### Task to carry out
Collect each line of the entries that holds the string "spectrum".

══ Information supplied ══

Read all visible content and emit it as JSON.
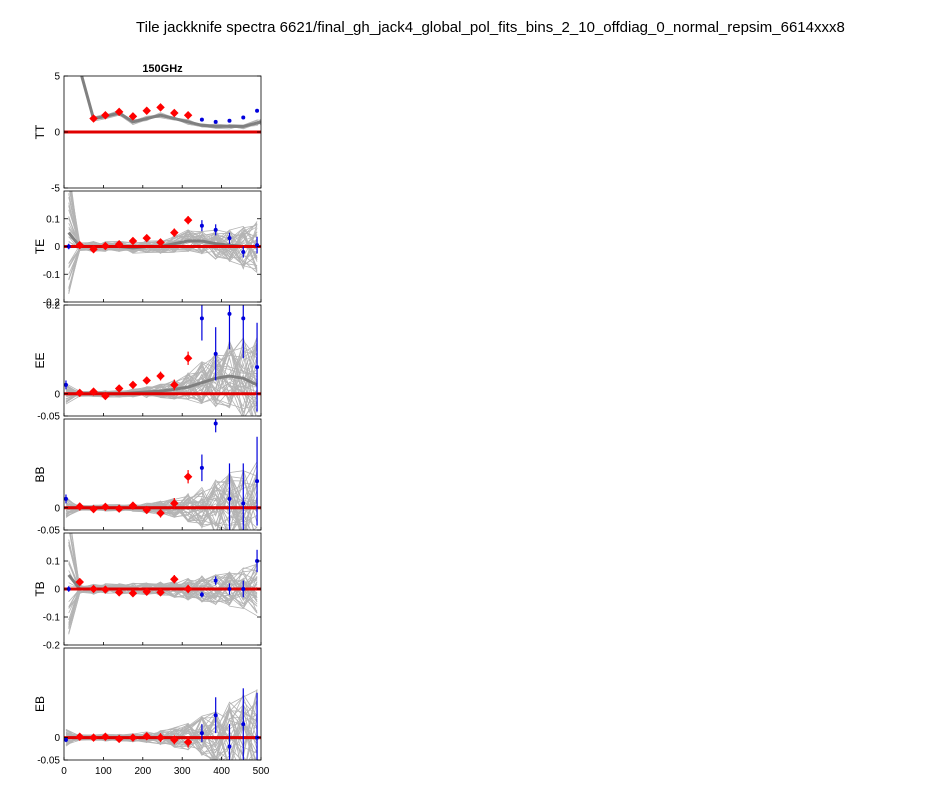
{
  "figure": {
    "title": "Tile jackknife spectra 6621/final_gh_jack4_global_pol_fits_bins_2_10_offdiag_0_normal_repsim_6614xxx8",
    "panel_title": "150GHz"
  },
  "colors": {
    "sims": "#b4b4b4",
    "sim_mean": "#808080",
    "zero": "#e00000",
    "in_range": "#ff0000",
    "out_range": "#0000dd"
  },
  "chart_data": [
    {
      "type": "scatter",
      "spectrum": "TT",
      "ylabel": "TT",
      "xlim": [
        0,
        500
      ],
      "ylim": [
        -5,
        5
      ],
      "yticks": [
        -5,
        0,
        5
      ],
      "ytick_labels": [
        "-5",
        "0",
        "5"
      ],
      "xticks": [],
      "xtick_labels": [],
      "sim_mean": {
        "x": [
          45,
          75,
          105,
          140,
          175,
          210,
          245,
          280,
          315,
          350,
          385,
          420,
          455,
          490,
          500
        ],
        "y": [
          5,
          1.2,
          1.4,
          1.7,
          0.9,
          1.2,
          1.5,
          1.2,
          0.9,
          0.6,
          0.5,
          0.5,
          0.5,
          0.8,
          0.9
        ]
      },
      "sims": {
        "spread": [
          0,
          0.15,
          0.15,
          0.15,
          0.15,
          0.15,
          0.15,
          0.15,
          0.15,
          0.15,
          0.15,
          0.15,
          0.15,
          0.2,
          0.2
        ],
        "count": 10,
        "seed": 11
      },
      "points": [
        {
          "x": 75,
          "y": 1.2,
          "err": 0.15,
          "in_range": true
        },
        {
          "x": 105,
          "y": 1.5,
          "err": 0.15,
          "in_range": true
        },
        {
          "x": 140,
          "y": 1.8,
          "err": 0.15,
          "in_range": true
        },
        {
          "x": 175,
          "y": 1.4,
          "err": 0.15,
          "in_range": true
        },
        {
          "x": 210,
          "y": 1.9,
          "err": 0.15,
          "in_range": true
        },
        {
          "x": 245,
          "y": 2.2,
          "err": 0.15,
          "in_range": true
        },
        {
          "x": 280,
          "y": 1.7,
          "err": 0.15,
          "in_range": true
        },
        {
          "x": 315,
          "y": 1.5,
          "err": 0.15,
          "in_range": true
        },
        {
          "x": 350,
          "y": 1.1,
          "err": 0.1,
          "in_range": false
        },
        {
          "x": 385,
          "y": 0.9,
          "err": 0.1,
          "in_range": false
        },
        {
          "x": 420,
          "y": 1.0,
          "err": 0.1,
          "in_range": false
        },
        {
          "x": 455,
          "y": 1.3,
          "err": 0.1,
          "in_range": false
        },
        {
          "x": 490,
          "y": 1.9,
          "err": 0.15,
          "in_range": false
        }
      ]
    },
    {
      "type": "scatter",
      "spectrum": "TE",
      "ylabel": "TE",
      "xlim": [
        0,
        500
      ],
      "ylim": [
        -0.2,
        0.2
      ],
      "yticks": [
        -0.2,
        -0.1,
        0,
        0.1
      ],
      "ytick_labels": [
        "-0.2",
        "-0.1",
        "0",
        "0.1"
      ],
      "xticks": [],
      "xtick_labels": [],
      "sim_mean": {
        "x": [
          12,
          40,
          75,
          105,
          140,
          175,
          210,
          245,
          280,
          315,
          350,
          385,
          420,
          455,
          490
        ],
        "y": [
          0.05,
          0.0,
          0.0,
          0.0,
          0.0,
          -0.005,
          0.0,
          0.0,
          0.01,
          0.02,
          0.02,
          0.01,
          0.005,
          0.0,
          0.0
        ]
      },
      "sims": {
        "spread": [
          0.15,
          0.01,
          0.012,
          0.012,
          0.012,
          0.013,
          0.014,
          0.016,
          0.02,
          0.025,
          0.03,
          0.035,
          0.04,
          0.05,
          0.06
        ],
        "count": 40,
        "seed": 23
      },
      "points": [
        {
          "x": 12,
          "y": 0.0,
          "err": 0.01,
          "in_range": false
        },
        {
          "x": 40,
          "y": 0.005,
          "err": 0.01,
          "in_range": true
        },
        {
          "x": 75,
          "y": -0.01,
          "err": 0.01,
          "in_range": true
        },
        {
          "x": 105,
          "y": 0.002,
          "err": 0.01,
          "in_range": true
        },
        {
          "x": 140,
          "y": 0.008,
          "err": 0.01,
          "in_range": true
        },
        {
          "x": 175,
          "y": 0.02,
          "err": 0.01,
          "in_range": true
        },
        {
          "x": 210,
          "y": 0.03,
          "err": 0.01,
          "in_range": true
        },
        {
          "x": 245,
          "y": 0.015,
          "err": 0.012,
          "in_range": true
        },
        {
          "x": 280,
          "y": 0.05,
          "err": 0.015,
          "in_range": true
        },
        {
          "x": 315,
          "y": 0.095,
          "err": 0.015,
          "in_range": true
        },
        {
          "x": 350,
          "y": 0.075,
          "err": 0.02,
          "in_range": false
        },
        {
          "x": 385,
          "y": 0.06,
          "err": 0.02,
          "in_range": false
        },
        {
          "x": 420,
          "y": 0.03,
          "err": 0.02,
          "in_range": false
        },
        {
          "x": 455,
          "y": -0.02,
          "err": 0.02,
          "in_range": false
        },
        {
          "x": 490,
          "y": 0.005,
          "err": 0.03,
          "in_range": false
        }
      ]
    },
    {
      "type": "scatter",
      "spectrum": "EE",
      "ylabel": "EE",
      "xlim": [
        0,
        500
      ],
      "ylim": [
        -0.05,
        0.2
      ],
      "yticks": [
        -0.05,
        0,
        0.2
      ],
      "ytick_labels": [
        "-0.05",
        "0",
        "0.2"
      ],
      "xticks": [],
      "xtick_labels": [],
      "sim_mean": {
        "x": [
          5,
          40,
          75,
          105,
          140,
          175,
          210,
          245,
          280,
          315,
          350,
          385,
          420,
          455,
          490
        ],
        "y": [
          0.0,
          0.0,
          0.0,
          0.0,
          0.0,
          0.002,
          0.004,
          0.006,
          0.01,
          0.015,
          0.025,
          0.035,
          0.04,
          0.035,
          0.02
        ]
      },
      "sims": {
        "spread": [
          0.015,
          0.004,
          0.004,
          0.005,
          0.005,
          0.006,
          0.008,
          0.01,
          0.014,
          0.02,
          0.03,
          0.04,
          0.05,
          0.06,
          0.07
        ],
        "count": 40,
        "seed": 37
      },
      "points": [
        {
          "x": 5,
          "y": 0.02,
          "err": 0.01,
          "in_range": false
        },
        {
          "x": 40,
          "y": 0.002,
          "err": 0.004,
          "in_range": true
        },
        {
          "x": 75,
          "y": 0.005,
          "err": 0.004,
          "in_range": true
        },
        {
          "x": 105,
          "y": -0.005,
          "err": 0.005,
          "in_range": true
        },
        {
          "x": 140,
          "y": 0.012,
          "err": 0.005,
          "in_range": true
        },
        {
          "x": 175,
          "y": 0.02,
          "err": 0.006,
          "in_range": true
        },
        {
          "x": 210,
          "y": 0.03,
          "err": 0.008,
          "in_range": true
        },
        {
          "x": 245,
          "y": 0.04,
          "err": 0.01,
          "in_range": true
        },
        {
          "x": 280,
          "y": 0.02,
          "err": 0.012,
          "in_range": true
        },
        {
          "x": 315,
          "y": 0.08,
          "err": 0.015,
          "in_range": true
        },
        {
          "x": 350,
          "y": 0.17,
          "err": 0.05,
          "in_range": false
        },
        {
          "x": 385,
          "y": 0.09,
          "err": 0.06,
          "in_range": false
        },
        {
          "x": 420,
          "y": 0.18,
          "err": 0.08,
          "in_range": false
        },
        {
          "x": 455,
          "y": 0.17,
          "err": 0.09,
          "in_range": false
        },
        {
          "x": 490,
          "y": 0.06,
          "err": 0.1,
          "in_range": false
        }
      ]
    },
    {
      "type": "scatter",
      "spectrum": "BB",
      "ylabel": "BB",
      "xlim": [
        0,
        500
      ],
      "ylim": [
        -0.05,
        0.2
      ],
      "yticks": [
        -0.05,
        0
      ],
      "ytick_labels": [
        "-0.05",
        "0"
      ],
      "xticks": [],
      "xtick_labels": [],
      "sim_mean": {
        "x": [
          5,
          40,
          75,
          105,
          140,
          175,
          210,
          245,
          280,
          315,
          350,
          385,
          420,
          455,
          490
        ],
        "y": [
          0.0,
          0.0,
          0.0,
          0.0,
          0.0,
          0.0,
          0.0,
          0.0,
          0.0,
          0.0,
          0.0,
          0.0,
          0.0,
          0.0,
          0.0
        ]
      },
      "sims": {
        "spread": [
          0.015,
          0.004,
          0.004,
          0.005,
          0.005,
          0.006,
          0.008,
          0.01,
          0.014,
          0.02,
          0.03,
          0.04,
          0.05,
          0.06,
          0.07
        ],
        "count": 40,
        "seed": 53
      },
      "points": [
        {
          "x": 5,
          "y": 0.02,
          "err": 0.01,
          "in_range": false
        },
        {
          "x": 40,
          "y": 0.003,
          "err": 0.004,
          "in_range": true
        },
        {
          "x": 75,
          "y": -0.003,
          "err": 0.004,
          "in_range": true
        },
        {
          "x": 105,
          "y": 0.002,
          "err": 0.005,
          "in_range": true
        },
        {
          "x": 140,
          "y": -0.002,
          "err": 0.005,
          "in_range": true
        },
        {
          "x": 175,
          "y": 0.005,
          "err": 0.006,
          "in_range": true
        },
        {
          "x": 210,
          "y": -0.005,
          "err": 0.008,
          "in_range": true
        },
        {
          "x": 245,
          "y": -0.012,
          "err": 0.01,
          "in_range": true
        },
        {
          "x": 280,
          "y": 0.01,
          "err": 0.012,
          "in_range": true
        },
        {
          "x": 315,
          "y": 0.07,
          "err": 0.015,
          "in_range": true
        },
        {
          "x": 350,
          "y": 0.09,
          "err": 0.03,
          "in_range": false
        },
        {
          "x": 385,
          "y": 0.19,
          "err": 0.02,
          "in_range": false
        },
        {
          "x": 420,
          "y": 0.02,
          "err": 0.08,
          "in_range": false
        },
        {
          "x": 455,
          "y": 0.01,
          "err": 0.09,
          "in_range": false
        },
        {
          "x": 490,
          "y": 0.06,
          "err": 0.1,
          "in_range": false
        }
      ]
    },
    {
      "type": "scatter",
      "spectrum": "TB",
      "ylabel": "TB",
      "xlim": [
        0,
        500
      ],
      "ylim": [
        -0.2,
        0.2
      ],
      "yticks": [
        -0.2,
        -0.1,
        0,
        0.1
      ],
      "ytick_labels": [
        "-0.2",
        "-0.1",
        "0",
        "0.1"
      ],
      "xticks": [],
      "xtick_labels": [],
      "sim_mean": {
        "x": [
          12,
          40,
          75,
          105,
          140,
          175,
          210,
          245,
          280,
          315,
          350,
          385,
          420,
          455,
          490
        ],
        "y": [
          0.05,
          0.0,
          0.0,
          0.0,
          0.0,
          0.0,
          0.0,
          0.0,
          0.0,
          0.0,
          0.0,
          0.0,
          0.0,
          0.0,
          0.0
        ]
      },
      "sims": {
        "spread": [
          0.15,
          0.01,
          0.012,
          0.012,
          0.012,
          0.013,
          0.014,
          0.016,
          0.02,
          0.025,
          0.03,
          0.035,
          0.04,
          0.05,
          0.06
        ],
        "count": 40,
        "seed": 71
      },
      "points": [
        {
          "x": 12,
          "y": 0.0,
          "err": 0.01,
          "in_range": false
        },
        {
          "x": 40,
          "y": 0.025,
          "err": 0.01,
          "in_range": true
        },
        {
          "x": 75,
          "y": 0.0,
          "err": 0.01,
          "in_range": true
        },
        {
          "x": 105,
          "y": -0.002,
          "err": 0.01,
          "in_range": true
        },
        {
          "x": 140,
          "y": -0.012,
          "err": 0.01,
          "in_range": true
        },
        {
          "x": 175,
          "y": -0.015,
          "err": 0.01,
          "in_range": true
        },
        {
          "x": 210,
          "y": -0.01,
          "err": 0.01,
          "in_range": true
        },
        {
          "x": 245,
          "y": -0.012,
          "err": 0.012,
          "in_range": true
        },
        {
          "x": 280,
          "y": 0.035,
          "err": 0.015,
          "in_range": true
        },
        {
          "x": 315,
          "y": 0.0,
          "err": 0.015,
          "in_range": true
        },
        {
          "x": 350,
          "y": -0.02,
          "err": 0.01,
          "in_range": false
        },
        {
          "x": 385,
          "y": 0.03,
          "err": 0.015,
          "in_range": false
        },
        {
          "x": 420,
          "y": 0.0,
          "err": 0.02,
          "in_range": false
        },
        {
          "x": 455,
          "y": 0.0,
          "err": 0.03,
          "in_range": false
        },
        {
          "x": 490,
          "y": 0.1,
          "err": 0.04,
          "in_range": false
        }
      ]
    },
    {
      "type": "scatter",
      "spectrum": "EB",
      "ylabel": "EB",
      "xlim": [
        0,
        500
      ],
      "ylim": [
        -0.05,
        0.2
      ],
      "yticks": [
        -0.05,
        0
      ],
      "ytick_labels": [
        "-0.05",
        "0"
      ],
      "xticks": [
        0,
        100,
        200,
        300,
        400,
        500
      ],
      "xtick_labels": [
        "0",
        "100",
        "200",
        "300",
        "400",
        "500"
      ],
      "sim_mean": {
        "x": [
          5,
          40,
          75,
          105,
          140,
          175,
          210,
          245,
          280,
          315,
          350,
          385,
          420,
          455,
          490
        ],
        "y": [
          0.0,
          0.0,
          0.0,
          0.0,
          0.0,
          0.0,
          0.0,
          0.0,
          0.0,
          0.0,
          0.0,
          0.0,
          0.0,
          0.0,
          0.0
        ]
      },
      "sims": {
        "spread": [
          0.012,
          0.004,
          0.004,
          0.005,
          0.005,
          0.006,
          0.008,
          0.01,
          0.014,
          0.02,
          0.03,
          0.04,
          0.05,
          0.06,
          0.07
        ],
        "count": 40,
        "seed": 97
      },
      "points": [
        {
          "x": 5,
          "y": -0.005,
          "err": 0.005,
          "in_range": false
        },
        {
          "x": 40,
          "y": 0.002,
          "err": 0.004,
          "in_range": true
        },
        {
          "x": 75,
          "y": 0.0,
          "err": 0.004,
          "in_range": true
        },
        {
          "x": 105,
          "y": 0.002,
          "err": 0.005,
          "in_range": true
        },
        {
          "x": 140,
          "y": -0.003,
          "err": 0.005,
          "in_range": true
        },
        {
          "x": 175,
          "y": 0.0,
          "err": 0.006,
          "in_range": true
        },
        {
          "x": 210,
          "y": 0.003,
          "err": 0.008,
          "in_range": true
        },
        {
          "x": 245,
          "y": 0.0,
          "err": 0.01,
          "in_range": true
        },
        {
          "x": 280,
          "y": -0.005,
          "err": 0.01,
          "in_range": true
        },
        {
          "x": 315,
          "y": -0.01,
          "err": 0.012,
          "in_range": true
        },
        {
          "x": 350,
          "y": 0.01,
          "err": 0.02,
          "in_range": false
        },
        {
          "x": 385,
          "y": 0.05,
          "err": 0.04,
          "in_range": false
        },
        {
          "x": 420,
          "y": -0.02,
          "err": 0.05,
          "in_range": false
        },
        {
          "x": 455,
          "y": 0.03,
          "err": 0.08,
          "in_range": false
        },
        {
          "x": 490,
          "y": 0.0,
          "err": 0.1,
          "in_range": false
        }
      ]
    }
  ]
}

═══

### Answer for the task
      "spectrum": "TT",
      "spectrum": "TE",
      "spectrum": "EE",
      "spectrum": "BB",
      "spectrum": "TB",
      "spectrum": "EB",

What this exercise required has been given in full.